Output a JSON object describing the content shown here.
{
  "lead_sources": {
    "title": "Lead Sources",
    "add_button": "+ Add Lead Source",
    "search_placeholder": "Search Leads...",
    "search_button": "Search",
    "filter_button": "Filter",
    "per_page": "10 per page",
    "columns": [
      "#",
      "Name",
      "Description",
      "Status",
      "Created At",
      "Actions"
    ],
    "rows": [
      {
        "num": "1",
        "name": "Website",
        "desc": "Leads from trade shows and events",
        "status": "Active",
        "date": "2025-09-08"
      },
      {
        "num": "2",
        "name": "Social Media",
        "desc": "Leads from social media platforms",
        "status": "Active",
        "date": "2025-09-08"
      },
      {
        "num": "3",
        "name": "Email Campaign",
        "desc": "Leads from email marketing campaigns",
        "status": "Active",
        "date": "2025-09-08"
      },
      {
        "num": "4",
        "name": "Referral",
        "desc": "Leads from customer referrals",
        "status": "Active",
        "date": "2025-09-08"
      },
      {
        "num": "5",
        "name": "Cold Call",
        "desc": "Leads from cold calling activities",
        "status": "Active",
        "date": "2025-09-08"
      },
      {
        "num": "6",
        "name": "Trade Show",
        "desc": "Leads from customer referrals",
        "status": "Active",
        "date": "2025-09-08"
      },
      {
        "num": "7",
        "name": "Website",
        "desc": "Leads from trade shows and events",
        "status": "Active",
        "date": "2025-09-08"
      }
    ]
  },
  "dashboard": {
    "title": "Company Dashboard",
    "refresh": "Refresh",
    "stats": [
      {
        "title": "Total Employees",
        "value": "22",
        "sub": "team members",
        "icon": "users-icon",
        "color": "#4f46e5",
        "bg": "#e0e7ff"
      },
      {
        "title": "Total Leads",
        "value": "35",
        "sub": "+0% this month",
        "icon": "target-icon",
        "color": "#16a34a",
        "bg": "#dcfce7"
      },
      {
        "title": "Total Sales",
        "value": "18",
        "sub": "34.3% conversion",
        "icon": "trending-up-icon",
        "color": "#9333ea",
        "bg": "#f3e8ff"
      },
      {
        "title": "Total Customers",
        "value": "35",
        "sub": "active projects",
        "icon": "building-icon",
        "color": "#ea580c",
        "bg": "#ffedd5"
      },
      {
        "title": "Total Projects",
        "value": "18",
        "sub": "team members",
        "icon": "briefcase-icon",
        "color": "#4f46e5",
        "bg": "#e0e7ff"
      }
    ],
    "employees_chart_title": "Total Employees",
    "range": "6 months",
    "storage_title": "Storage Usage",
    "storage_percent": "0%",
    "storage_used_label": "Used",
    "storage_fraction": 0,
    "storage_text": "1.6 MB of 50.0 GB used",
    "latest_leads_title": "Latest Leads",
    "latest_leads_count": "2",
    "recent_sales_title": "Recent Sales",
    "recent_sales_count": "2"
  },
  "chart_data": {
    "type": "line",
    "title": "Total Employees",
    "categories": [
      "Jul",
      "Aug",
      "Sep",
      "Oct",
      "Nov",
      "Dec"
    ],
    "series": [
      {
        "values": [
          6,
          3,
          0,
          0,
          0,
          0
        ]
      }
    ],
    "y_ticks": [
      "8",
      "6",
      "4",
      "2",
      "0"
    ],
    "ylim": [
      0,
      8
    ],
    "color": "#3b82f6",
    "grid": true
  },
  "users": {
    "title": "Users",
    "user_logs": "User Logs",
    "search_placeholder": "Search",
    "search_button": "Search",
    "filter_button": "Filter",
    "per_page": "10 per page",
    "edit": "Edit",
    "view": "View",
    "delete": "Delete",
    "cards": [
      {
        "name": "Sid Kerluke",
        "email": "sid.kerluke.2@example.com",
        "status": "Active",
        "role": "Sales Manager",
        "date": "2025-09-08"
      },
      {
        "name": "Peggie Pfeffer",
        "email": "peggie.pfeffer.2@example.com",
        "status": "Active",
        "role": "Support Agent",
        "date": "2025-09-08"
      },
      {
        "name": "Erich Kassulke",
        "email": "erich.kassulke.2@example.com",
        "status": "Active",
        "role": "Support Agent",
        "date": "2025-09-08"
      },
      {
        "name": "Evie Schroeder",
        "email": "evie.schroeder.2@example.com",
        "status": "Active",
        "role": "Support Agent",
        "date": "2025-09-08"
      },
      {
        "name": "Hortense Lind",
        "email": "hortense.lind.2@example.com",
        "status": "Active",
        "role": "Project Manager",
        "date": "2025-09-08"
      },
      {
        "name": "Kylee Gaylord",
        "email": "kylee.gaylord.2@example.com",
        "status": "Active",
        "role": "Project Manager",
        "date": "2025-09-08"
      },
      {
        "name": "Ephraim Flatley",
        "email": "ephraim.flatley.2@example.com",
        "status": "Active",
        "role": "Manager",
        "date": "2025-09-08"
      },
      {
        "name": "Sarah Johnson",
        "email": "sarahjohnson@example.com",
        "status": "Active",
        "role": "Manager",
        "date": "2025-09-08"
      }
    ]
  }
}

═══

**Written request**
Could you transcribe the records in full, exactly?

**Written response**
Output a JSON object describing the content shown here.
{
  "lead_sources": {
    "title": "Lead Sources",
    "add_button": "+ Add Lead Source",
    "search_placeholder": "Search Leads...",
    "search_button": "Search",
    "filter_button": "Filter",
    "per_page": "10 per page",
    "columns": [
      "#",
      "Name",
      "Description",
      "Status",
      "Created At",
      "Actions"
    ],
    "rows": [
      {
        "num": "1",
        "name": "Website",
        "desc": "Leads from trade shows and events",
        "status": "Active",
        "date": "2025-09-08"
      },
      {
        "num": "2",
        "name": "Social Media",
        "desc": "Leads from social media platforms",
        "status": "Active",
        "date": "2025-09-08"
      },
      {
        "num": "3",
        "name": "Email Campaign",
        "desc": "Leads from email marketing campaigns",
        "status": "Active",
        "date": "2025-09-08"
      },
      {
        "num": "4",
        "name": "Referral",
        "desc": "Leads from customer referrals",
        "status": "Active",
        "date": "2025-09-08"
      },
      {
        "num": "5",
        "name": "Cold Call",
        "desc": "Leads from cold calling activities",
        "status": "Active",
        "date": "2025-09-08"
      },
      {
        "num": "6",
        "name": "Trade Show",
        "desc": "Leads from customer referrals",
        "status": "Active",
        "date": "2025-09-08"
      },
      {
        "num": "7",
        "name": "Website",
        "desc": "Leads from trade shows and events",
        "status": "Active",
        "date": "2025-09-08"
      }
    ]
  },
  "dashboard": {
    "title": "Company Dashboard",
    "refresh": "Refresh",
    "stats": [
      {
        "title": "Total Employees",
        "value": "22",
        "sub": "team members",
        "icon": "users-icon",
        "color": "#4f46e5",
        "bg": "#e0e7ff"
      },
      {
        "title": "Total Leads",
        "value": "35",
        "sub": "+0% this month",
        "icon": "target-icon",
        "color": "#16a34a",
        "bg": "#dcfce7"
      },
      {
        "title": "Total Sales",
        "value": "18",
        "sub": "34.3% conversion",
        "icon": "trending-up-icon",
        "color": "#9333ea",
        "bg": "#f3e8ff"
      },
      {
        "title": "Total Customers",
        "value": "35",
        "sub": "active projects",
        "icon": "building-icon",
        "color": "#ea580c",
        "bg": "#ffedd5"
      },
      {
        "title": "Total Projects",
        "value": "18",
        "sub": "team members",
        "icon": "briefcase-icon",
        "color": "#4f46e5",
        "bg": "#e0e7ff"
      }
    ],
    "employees_chart_title": "Total Employees",
    "range": "6 months",
    "storage_title": "Storage Usage",
    "storage_percent": "0%",
    "storage_used_label": "Used",
    "storage_fraction": 0,
    "storage_text": "1.6 MB of 50.0 GB used",
    "latest_leads_title": "Latest Leads",
    "latest_leads_count": "2",
    "recent_sales_title": "Recent Sales",
    "recent_sales_count": "2"
  },
  "chart_data": {
    "type": "line",
    "title": "Total Employees",
    "categories": [
      "Jul",
      "Aug",
      "Sep",
      "Oct",
      "Nov",
      "Dec"
    ],
    "series": [
      {
        "values": [
          6,
          3,
          0,
          0,
          0,
          0
        ]
      }
    ],
    "y_ticks": [
      "8",
      "6",
      "4",
      "2",
      "0"
    ],
    "ylim": [
      0,
      8
    ],
    "color": "#3b82f6",
    "grid": true
  },
  "users": {
    "title": "Users",
    "user_logs": "User Logs",
    "search_placeholder": "Search",
    "search_button": "Search",
    "filter_button": "Filter",
    "per_page": "10 per page",
    "edit": "Edit",
    "view": "View",
    "delete": "Delete",
    "cards": [
      {
        "name": "Sid Kerluke",
        "email": "sid.kerluke.2@example.com",
        "status": "Active",
        "role": "Sales Manager",
        "date": "2025-09-08"
      },
      {
        "name": "Peggie Pfeffer",
        "email": "peggie.pfeffer.2@example.com",
        "status": "Active",
        "role": "Support Agent",
        "date": "2025-09-08"
      },
      {
        "name": "Erich Kassulke",
        "email": "erich.kassulke.2@example.com",
        "status": "Active",
        "role": "Support Agent",
        "date": "2025-09-08"
      },
      {
        "name": "Evie Schroeder",
        "email": "evie.schroeder.2@example.com",
        "status": "Active",
        "role": "Support Agent",
        "date": "2025-09-08"
      },
      {
        "name": "Hortense Lind",
        "email": "hortense.lind.2@example.com",
        "status": "Active",
        "role": "Project Manager",
        "date": "2025-09-08"
      },
      {
        "name": "Kylee Gaylord",
        "email": "kylee.gaylord.2@example.com",
        "status": "Active",
        "role": "Project Manager",
        "date": "2025-09-08"
      },
      {
        "name": "Ephraim Flatley",
        "email": "ephraim.flatley.2@example.com",
        "status": "Active",
        "role": "Manager",
        "date": "2025-09-08"
      },
      {
        "name": "Sarah Johnson",
        "email": "sarahjohnson@example.com",
        "status": "Active",
        "role": "Manager",
        "date": "2025-09-08"
      }
    ]
  }
}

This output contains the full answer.